»»

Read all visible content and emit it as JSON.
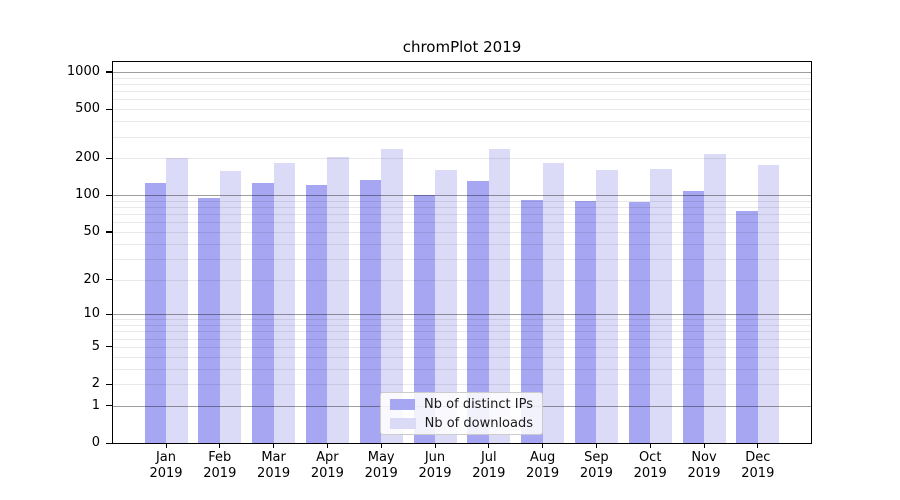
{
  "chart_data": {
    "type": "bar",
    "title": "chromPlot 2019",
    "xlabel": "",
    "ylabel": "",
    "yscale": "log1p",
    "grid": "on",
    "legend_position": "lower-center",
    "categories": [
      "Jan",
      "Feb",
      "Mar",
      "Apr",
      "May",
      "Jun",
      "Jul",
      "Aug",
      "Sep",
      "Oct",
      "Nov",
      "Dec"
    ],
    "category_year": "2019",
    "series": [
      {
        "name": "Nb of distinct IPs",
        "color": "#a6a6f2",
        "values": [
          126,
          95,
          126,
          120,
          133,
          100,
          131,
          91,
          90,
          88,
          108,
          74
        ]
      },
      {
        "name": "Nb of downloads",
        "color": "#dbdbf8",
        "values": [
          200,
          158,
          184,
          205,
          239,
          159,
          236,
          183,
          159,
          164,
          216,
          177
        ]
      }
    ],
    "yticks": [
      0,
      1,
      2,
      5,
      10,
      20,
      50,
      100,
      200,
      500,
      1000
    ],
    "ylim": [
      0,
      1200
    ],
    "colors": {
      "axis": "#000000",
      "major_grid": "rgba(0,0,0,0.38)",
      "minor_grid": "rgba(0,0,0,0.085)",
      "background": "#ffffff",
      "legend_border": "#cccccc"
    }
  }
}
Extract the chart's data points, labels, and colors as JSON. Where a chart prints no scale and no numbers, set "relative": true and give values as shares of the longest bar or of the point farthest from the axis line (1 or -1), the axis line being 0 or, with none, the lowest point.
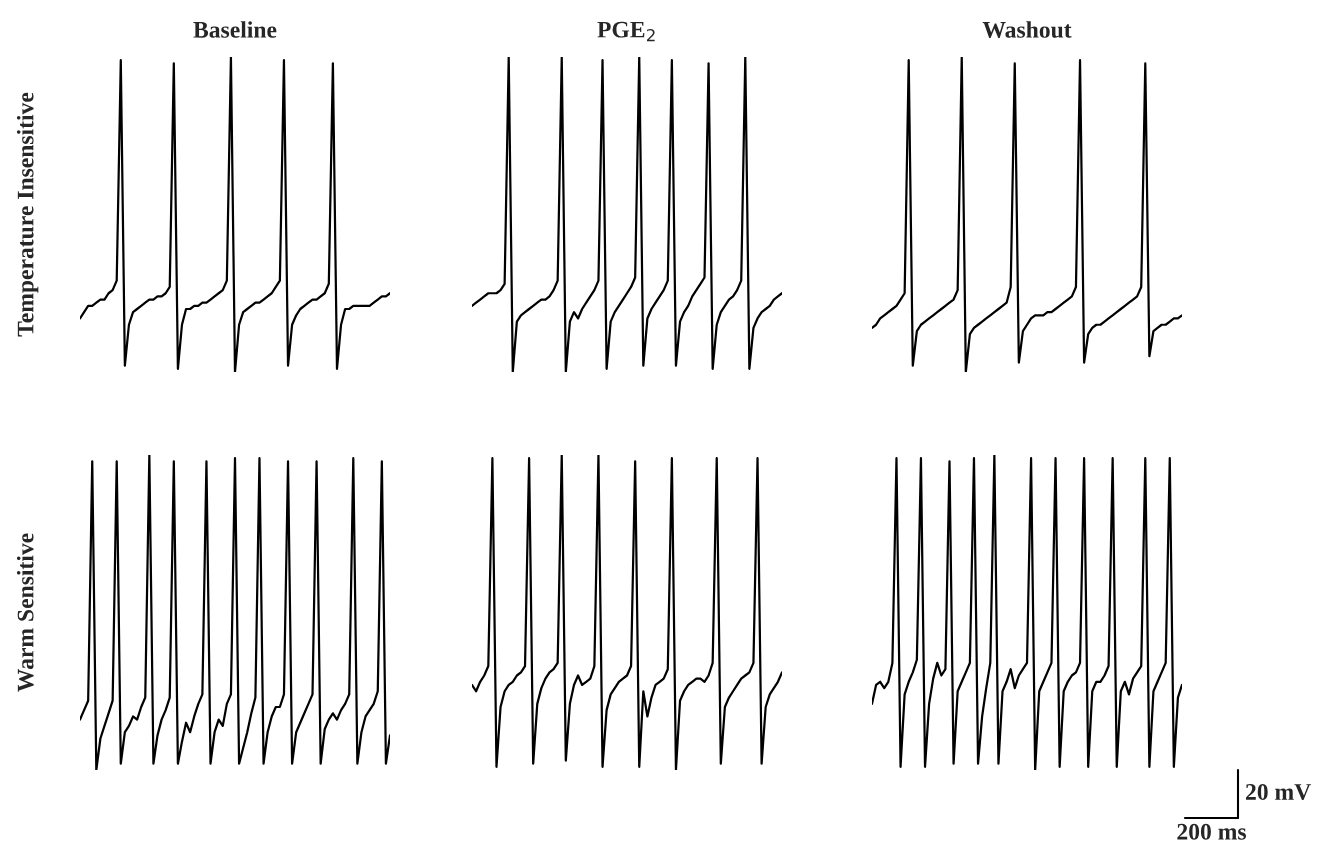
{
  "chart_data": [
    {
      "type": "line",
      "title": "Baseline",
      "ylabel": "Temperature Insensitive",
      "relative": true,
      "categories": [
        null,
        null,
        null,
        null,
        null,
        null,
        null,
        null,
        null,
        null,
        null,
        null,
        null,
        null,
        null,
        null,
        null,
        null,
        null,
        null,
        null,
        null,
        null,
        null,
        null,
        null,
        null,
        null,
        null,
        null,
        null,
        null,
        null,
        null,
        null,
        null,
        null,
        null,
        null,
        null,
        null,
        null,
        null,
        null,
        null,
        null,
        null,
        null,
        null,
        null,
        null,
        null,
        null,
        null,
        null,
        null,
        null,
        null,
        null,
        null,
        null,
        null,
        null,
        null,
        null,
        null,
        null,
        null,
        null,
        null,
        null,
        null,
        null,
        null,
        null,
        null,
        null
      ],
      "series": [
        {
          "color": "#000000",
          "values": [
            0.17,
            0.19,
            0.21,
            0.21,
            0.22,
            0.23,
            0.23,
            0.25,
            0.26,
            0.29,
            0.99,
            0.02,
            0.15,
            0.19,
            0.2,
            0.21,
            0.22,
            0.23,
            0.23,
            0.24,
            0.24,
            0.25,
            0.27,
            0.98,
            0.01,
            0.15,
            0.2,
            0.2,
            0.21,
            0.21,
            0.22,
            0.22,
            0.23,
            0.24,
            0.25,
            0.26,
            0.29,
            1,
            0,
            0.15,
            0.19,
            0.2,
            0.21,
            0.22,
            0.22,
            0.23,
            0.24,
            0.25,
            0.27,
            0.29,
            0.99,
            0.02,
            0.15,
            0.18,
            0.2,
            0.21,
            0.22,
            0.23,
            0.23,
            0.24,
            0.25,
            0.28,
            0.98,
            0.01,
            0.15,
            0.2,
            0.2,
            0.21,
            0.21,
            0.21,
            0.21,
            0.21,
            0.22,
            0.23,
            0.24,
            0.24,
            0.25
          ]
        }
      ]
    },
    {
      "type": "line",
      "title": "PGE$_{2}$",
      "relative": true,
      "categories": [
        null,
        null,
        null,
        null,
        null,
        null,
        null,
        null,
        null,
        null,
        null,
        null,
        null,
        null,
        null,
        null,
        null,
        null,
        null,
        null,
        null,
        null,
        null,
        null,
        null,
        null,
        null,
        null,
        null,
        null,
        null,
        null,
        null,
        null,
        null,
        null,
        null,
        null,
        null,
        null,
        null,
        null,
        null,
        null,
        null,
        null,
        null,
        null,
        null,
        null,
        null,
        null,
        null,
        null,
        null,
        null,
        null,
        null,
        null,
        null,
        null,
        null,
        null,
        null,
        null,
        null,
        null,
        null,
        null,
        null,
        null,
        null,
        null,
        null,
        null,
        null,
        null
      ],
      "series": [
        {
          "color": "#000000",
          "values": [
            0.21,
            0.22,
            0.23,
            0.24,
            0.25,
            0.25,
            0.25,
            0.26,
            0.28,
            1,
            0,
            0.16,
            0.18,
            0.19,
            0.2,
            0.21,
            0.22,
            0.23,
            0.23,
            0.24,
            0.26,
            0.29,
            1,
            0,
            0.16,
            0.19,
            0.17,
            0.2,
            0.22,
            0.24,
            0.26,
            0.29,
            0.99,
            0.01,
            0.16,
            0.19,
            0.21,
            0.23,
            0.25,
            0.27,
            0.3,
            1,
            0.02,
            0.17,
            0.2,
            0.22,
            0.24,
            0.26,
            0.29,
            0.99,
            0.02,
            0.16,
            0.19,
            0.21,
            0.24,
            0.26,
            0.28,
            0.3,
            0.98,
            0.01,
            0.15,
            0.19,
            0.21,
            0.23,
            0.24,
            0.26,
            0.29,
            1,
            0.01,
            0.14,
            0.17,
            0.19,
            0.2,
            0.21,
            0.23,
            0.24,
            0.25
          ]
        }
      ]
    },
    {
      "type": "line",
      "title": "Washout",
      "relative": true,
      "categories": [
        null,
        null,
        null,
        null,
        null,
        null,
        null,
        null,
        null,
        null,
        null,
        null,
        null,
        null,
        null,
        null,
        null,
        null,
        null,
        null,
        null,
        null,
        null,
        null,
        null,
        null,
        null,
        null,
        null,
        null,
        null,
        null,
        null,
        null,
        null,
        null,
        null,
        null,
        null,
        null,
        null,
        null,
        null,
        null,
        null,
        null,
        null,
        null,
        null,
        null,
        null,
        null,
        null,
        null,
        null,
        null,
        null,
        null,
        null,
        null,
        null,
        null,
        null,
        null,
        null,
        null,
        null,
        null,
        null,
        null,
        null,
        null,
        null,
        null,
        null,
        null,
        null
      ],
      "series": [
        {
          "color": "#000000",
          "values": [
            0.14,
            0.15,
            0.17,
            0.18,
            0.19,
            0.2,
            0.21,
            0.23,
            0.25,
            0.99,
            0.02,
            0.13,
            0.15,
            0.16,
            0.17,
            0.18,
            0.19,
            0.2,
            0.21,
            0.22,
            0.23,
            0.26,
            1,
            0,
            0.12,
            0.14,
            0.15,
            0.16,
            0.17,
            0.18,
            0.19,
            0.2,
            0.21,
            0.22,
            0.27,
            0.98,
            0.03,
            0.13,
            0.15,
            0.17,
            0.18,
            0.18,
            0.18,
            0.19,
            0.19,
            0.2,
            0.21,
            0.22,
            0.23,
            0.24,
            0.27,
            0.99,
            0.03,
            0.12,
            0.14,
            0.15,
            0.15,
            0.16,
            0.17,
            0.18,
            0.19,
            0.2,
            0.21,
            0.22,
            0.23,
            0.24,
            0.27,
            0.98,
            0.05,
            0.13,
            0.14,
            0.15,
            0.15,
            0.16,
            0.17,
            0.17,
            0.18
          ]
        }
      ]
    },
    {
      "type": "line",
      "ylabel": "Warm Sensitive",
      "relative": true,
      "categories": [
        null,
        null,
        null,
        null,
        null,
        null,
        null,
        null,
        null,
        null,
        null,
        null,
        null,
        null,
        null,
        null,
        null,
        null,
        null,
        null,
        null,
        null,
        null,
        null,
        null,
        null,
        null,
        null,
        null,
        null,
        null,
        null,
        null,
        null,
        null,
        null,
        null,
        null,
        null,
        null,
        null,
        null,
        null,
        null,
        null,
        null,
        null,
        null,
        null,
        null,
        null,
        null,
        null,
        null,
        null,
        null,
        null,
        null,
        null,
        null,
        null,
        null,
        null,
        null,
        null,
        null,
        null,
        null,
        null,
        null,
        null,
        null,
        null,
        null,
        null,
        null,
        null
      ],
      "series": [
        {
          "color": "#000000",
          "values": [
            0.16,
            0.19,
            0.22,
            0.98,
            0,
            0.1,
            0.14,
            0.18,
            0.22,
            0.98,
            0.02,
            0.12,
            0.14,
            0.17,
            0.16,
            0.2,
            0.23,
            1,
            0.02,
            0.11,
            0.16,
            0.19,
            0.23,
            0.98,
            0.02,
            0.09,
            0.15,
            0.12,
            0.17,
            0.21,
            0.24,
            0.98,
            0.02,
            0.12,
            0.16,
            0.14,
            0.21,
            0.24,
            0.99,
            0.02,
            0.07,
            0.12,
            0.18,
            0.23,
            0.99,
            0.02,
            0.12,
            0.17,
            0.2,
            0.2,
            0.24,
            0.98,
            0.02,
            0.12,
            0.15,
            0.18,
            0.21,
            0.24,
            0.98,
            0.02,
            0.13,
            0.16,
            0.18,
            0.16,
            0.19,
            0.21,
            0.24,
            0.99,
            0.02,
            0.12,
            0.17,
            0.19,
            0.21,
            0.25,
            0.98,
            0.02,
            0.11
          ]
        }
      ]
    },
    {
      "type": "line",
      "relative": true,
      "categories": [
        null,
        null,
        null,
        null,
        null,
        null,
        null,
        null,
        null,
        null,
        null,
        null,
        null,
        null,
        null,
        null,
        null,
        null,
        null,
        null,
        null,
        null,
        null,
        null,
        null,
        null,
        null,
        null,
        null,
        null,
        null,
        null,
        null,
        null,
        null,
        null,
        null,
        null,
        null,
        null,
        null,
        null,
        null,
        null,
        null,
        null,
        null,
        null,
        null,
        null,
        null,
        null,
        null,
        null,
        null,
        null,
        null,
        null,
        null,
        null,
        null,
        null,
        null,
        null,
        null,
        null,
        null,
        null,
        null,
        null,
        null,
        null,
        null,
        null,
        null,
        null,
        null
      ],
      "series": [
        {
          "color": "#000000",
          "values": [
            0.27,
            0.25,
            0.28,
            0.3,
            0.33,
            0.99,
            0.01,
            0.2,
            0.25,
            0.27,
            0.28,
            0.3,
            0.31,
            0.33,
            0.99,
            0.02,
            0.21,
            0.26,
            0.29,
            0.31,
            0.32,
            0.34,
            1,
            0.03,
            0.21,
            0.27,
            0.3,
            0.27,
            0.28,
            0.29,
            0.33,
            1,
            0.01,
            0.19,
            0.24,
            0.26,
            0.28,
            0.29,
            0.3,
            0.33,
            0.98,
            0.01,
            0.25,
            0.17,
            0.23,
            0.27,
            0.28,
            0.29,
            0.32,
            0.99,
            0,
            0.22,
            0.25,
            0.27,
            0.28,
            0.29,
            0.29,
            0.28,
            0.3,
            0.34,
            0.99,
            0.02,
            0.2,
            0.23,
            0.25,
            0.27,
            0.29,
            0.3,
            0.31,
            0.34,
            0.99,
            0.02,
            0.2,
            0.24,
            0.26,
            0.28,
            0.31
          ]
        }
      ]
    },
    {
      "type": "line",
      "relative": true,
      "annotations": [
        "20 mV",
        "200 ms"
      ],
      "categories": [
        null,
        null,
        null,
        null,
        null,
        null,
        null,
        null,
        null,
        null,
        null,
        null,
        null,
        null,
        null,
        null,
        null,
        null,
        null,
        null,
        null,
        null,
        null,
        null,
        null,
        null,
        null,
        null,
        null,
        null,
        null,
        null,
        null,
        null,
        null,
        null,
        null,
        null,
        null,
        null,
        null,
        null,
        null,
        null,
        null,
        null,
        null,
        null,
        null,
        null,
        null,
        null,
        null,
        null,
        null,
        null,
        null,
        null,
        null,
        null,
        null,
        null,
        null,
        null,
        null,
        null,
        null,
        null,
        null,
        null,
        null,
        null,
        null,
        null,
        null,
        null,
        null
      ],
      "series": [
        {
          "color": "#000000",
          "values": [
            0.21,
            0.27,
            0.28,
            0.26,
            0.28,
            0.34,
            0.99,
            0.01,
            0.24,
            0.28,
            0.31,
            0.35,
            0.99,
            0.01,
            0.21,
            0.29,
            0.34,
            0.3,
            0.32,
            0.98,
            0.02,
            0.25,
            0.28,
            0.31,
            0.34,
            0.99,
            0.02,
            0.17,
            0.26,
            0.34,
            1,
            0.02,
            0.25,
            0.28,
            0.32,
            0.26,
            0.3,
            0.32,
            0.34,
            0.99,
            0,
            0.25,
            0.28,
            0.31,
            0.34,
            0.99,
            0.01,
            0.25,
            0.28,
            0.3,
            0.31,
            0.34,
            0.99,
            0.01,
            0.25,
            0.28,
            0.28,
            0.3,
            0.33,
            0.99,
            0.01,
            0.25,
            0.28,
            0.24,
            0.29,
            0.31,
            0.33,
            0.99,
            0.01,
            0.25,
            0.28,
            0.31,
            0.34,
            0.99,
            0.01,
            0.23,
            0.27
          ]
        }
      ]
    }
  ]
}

««
»»

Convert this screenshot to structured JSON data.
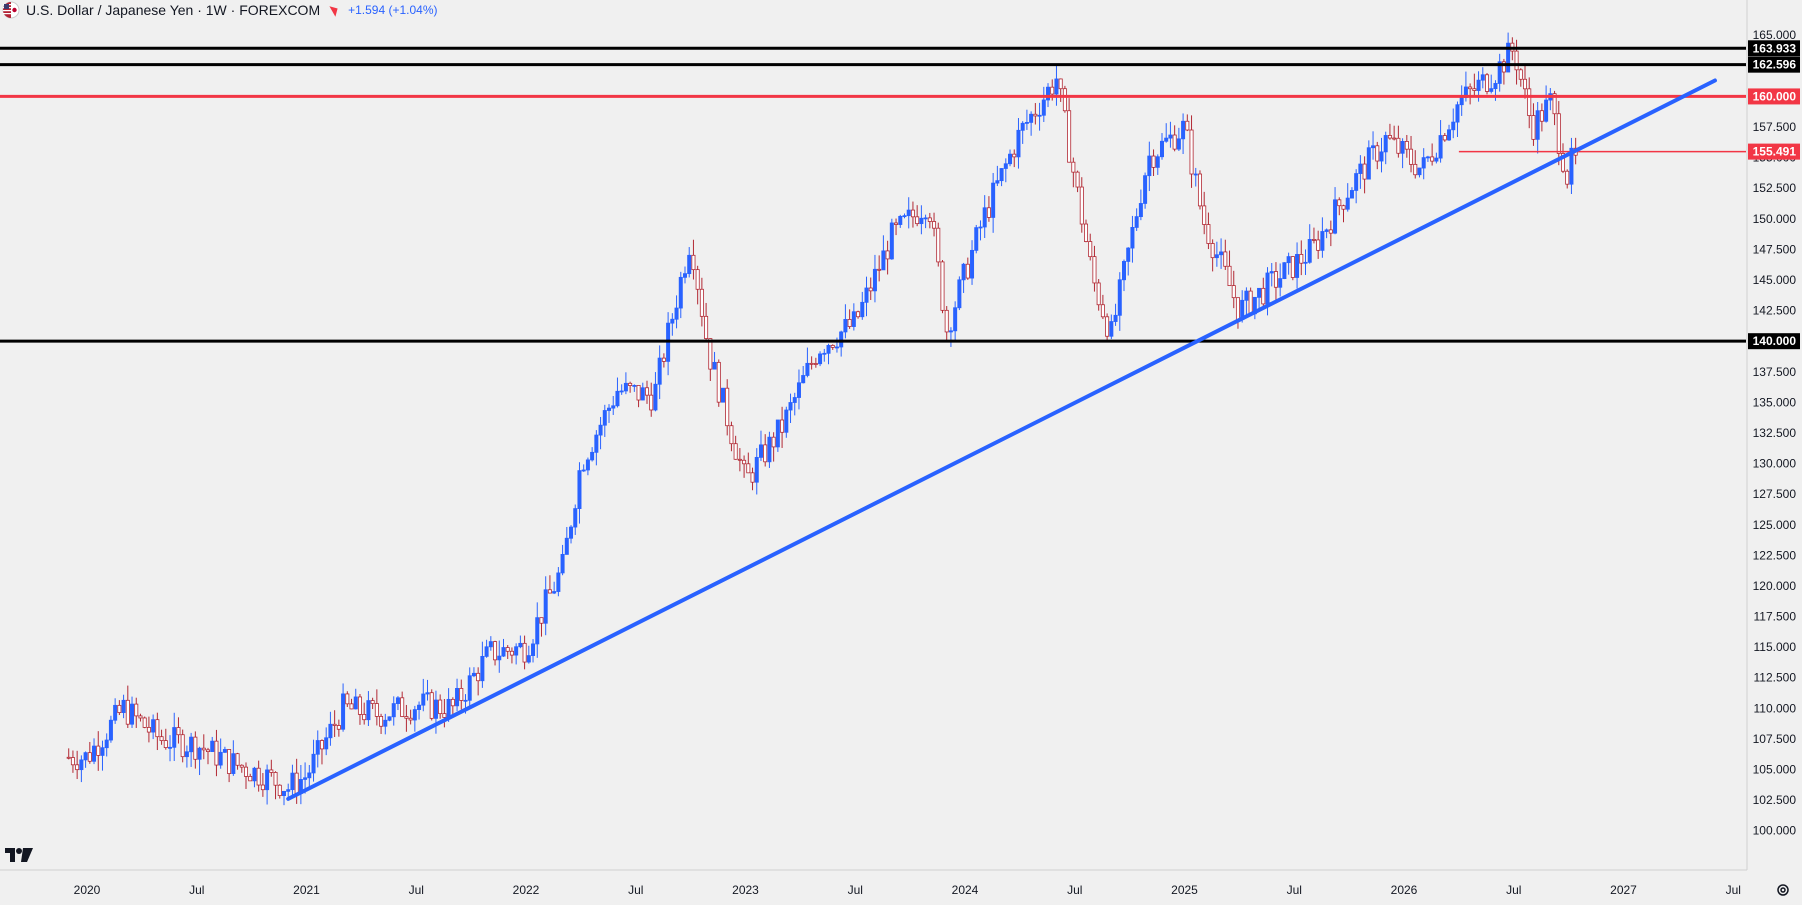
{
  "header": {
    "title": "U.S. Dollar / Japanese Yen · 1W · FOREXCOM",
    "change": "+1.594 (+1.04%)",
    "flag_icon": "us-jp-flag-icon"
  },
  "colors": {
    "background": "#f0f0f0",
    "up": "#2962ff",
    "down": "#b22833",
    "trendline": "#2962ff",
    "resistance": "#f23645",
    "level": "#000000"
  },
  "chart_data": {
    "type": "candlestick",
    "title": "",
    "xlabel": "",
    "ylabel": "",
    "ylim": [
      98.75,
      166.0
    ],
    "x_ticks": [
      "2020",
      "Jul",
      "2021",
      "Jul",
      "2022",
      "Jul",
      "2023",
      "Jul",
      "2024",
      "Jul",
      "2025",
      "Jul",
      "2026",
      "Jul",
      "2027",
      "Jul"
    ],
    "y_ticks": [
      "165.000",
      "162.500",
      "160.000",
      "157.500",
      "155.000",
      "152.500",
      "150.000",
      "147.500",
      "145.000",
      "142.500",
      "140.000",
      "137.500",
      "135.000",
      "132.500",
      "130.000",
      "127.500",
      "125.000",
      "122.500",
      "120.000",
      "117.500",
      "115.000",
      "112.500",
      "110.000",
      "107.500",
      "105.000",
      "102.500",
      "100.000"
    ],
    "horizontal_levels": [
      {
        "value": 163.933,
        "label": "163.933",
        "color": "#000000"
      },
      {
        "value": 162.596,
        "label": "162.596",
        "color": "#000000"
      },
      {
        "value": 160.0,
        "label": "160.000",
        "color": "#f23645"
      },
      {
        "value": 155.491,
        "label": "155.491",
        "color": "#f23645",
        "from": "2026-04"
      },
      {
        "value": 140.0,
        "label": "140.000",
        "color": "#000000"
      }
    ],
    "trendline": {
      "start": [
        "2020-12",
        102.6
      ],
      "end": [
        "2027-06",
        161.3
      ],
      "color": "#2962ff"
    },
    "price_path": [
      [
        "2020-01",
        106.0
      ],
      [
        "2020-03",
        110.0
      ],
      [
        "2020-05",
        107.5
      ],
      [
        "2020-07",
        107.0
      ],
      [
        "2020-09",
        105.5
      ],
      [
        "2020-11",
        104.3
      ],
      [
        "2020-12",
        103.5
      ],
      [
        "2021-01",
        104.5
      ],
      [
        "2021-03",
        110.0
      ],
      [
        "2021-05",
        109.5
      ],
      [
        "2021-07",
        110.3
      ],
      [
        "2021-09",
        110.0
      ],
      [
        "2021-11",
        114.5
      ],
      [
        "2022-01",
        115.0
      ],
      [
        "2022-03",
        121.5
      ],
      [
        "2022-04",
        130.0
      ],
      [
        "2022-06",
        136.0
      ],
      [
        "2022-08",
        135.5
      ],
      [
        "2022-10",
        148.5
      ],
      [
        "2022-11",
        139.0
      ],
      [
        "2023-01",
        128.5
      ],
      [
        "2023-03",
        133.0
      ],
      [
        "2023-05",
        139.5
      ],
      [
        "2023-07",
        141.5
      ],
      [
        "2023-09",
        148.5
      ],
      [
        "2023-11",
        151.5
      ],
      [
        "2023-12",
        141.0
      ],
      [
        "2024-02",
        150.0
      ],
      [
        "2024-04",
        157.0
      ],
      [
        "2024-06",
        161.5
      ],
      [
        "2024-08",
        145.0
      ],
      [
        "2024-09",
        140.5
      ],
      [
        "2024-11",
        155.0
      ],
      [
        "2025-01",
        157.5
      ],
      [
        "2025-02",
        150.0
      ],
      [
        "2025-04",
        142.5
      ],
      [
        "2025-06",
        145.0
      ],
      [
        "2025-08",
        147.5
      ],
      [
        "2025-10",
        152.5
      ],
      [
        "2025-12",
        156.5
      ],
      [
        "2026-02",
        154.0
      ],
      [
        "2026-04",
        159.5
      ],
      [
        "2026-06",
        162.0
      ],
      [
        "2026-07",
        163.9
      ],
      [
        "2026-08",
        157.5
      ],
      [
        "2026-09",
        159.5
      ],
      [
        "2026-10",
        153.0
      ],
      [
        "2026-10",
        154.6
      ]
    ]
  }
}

««

- EXERCISE
Filter out every line that lacks the word "from", and copy the rest.

- TASK SOLUTION
Extract the chart's data points, labels, and colors as JSON. Where a chart prints no scale and no numbers, set "relative": true and give values as shares of the longest bar or of the point farthest from the axis line (1 or -1), the axis line being 0 or, with none, the lowest point.
        "from": "2026-04"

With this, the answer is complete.